>>>>>
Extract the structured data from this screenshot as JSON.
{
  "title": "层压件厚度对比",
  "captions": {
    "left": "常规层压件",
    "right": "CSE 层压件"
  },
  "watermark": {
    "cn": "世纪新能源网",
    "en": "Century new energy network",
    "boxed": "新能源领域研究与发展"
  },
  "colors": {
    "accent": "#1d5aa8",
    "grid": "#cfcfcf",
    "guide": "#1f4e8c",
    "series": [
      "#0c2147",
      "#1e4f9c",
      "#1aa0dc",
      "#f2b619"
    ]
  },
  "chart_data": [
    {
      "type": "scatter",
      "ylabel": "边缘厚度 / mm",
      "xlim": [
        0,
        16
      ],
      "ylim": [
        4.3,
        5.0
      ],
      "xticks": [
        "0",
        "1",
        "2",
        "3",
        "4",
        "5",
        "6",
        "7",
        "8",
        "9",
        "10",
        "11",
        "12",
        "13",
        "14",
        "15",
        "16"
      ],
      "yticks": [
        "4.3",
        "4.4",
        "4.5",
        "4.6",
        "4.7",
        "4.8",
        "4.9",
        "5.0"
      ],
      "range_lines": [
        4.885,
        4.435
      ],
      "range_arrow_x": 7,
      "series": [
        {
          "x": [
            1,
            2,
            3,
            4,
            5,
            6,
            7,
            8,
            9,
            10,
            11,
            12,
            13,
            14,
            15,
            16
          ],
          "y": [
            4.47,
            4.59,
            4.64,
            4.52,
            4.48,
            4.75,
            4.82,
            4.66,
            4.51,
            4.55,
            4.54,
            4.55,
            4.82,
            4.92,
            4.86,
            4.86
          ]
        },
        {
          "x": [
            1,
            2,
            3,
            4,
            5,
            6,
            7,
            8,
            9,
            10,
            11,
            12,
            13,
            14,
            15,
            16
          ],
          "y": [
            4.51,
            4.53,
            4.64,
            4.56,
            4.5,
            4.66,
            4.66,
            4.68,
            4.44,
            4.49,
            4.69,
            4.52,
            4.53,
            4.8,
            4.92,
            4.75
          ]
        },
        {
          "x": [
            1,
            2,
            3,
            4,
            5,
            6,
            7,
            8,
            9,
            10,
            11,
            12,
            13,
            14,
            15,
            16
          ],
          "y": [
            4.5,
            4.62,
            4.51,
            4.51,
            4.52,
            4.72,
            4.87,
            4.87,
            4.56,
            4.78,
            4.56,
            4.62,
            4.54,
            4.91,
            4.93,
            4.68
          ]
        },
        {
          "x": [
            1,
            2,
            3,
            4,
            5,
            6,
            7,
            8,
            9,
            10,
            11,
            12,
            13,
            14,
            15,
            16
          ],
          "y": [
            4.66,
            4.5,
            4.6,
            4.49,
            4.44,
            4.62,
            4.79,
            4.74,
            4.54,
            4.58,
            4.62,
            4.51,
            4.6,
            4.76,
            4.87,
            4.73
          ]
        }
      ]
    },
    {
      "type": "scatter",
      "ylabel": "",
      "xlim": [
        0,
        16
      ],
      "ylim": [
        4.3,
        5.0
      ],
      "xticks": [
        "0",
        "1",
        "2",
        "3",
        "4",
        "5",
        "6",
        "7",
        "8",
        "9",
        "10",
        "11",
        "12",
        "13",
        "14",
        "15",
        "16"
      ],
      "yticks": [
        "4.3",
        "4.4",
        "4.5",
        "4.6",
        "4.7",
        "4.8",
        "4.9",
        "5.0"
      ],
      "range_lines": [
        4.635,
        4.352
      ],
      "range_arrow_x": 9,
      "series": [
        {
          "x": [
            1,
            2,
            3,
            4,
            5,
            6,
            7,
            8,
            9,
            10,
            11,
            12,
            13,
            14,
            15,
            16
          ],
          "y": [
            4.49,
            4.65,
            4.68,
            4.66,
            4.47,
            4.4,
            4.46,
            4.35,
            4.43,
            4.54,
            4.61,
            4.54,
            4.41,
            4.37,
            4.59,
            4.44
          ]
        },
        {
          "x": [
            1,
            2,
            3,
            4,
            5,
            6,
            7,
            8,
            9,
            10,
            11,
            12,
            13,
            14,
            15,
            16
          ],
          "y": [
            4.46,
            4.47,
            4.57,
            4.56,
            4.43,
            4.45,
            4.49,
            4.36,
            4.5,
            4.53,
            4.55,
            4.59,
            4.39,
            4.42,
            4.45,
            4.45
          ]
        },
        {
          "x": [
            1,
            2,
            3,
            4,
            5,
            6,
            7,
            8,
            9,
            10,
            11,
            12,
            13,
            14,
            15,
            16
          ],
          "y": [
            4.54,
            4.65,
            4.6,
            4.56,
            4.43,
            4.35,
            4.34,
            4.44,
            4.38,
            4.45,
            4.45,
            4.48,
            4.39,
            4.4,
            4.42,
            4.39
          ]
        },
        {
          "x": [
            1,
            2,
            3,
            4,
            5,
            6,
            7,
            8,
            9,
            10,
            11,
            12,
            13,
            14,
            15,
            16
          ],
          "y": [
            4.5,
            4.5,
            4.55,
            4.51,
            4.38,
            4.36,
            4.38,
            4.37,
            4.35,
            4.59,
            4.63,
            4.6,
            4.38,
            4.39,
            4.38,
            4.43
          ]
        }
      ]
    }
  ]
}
<<<<<
>>>>>
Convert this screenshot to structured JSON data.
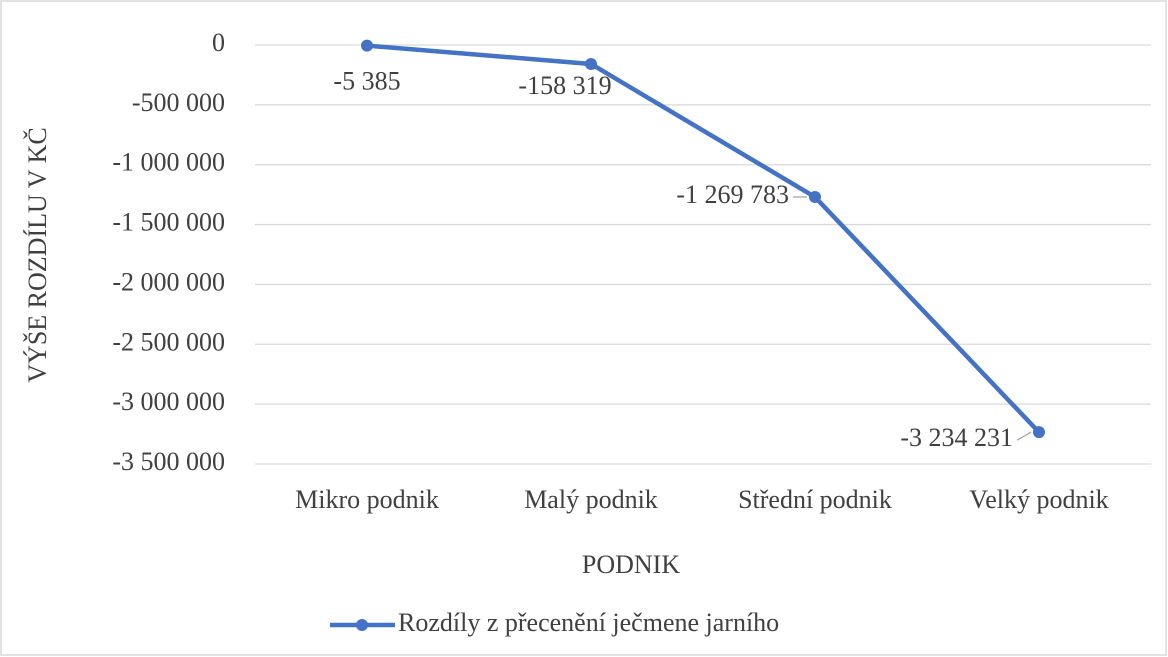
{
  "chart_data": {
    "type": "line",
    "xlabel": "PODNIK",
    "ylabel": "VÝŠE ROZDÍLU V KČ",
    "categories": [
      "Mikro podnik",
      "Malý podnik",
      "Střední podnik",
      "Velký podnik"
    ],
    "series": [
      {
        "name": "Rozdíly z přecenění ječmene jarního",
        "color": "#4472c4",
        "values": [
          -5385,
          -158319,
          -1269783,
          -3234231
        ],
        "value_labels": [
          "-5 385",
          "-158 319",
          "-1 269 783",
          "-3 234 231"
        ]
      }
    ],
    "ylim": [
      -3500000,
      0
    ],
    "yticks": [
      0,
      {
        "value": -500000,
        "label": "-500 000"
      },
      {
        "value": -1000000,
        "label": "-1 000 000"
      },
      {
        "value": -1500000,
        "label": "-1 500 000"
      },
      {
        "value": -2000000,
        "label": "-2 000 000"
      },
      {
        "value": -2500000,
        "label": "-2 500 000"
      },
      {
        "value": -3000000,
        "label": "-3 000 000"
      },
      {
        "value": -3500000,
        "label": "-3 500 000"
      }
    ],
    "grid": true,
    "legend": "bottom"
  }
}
<<<<<
▶ YOUR OBJECTIVE
From the entries above, collect every line with the string "ylabel" in it.

▶ OUTPUT OF THE TASK
      "ylabel": "边缘厚度 / mm",
      "ylabel": "",
    "ylabel": "VÝŠE ROZDÍLU V KČ",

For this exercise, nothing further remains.